* **Required work**:
Say how many lines hold the string "side", and nothing more.

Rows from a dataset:
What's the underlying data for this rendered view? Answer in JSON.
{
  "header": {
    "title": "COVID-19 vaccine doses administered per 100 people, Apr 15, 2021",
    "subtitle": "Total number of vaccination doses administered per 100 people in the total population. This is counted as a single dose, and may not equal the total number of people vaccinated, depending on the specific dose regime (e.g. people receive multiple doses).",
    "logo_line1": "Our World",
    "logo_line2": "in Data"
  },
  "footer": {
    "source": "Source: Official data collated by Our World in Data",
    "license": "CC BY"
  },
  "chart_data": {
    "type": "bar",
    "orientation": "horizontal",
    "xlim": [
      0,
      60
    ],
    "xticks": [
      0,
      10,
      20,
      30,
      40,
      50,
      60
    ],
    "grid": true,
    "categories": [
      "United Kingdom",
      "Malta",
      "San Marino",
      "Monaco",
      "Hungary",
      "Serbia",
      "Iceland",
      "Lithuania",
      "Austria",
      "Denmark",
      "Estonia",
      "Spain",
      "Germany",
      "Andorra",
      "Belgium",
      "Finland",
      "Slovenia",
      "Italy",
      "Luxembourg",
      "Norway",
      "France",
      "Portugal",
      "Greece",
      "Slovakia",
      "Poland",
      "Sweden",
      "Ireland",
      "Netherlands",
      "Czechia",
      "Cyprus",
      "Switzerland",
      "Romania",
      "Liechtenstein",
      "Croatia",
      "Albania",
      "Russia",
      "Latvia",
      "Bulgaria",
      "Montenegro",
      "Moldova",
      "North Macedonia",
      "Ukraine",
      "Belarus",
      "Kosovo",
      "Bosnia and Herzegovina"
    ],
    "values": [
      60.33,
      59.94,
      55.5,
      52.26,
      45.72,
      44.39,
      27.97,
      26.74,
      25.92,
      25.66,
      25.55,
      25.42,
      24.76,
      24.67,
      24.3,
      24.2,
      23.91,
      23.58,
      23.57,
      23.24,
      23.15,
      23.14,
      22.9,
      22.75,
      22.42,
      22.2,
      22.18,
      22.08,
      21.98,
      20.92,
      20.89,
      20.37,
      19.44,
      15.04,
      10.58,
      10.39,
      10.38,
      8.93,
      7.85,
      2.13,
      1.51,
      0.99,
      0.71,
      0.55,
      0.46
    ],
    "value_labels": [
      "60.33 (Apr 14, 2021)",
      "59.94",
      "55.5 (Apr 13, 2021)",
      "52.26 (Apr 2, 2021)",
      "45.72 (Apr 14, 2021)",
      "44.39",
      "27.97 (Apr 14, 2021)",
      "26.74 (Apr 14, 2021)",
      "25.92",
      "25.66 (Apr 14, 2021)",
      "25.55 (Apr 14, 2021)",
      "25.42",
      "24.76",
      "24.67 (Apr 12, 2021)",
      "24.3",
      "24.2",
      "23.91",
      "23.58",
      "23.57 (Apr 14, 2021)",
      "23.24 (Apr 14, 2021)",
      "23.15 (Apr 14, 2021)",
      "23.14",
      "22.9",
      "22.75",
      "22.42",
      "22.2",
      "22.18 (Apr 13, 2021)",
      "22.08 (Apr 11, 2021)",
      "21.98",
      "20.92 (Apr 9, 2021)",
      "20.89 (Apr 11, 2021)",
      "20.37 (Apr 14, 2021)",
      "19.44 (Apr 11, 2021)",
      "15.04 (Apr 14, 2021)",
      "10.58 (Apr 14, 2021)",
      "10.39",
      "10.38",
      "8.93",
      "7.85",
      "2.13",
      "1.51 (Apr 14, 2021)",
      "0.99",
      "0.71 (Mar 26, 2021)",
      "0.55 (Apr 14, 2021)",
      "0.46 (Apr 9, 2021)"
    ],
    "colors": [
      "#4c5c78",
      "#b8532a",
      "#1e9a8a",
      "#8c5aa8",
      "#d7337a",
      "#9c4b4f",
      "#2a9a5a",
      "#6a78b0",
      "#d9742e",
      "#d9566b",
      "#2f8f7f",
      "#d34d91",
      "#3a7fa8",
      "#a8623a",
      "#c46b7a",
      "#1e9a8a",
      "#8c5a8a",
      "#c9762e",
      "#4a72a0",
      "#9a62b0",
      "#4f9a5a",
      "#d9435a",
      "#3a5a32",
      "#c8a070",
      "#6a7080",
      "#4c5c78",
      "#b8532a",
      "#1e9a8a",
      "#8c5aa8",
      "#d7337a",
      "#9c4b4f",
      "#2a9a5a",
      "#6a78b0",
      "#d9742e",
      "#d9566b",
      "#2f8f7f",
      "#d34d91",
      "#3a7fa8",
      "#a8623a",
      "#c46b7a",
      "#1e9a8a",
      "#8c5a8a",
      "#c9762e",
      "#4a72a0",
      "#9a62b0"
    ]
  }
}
--
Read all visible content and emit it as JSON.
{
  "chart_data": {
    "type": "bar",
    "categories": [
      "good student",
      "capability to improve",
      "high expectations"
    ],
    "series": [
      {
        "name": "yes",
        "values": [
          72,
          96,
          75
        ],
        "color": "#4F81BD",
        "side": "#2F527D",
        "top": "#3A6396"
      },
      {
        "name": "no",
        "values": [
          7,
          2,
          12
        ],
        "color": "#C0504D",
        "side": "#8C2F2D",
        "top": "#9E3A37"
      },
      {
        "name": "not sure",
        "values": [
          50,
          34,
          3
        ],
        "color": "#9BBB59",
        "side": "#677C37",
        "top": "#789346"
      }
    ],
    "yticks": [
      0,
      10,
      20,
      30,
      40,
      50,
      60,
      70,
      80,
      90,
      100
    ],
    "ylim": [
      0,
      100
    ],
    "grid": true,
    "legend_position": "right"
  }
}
--
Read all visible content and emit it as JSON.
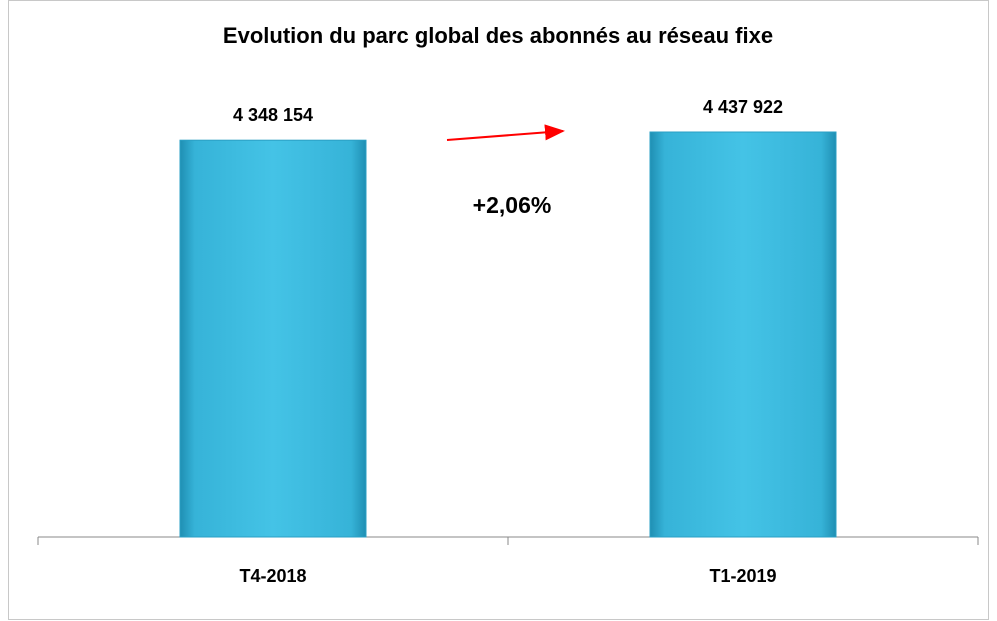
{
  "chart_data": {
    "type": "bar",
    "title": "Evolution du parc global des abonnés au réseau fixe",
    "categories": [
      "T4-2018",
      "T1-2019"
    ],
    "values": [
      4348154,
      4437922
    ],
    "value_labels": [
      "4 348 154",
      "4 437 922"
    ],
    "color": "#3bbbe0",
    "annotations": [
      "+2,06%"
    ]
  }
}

* **Response**:
3